**Task description:** Your task is to restate the data word for word.

══ Given records ══

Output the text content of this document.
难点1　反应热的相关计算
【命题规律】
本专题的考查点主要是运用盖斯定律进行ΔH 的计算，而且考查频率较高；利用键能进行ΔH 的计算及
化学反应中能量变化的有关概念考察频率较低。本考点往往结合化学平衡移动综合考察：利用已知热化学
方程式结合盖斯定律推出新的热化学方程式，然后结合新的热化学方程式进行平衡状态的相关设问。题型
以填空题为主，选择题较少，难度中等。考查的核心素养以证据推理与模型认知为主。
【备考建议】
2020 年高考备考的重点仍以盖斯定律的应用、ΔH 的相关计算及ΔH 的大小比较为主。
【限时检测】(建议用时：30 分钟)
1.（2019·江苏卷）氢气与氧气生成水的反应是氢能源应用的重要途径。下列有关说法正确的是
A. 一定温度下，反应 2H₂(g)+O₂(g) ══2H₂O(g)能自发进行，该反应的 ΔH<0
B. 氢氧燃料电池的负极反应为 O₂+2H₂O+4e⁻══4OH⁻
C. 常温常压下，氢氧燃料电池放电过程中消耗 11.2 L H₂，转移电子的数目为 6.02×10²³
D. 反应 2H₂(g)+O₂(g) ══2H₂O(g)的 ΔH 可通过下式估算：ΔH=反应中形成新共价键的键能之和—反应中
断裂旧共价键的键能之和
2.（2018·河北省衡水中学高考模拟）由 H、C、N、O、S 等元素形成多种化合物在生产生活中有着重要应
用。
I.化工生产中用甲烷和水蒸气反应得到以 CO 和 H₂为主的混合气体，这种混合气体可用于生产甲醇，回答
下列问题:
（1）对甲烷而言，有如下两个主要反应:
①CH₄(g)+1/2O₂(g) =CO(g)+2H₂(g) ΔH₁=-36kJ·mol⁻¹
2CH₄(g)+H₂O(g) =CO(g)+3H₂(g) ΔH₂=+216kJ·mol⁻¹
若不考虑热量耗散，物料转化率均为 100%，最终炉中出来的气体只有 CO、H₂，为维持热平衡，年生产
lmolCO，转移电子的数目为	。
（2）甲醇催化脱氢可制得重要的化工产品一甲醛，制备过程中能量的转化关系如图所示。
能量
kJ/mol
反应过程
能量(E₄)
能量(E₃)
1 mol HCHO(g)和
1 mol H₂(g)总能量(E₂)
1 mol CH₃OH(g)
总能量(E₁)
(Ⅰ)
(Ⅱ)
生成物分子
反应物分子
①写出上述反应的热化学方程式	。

═══

**Result for this task:**
Output the text content of this document.
难点1　反应热的相关计算
【命题规律】
本专题的考查点主要是运用盖斯定律进行ΔH 的计算，而且考查频率较高；利用键能进行ΔH 的计算及
化学反应中能量变化的有关概念考察频率较低。本考点往往结合化学平衡移动综合考察：利用已知热化学
方程式结合盖斯定律推出新的热化学方程式，然后结合新的热化学方程式进行平衡状态的相关设问。题型
以填空题为主，选择题较少，难度中等。考查的核心素养以证据推理与模型认知为主。
【备考建议】
2020 年高考备考的重点仍以盖斯定律的应用、ΔH 的相关计算及ΔH 的大小比较为主。
【限时检测】(建议用时：30 分钟)
1.（2019·江苏卷）氢气与氧气生成水的反应是氢能源应用的重要途径。下列有关说法正确的是
A. 一定温度下，反应 2H₂(g)+O₂(g) ══2H₂O(g)能自发进行，该反应的 ΔH<0
B. 氢氧燃料电池的负极反应为 O₂+2H₂O+4e⁻══4OH⁻
C. 常温常压下，氢氧燃料电池放电过程中消耗 11.2 L H₂，转移电子的数目为 6.02×10²³
D. 反应 2H₂(g)+O₂(g) ══2H₂O(g)的 ΔH 可通过下式估算：ΔH=反应中形成新共价键的键能之和—反应中
断裂旧共价键的键能之和
2.（2018·河北省衡水中学高考模拟）由 H、C、N、O、S 等元素形成多种化合物在生产生活中有着重要应
用。
I.化工生产中用甲烷和水蒸气反应得到以 CO 和 H₂为主的混合气体，这种混合气体可用于生产甲醇，回答
下列问题:
（1）对甲烷而言，有如下两个主要反应:
①CH₄(g)+1/2O₂(g) =CO(g)+2H₂(g) ΔH₁=-36kJ·mol⁻¹
2CH₄(g)+H₂O(g) =CO(g)+3H₂(g) ΔH₂=+216kJ·mol⁻¹
若不考虑热量耗散，物料转化率均为 100%，最终炉中出来的气体只有 CO、H₂，为维持热平衡，年生产
lmolCO，转移电子的数目为	。
（2）甲醇催化脱氢可制得重要的化工产品一甲醛，制备过程中能量的转化关系如图所示。
能量
kJ/mol
反应过程
能量(E₄)
能量(E₃)
1 mol HCHO(g)和
1 mol H₂(g)总能量(E₂)
1 mol CH₃OH(g)
总能量(E₁)
(Ⅰ)
(Ⅱ)
生成物分子
反应物分子
①写出上述反应的热化学方程式	。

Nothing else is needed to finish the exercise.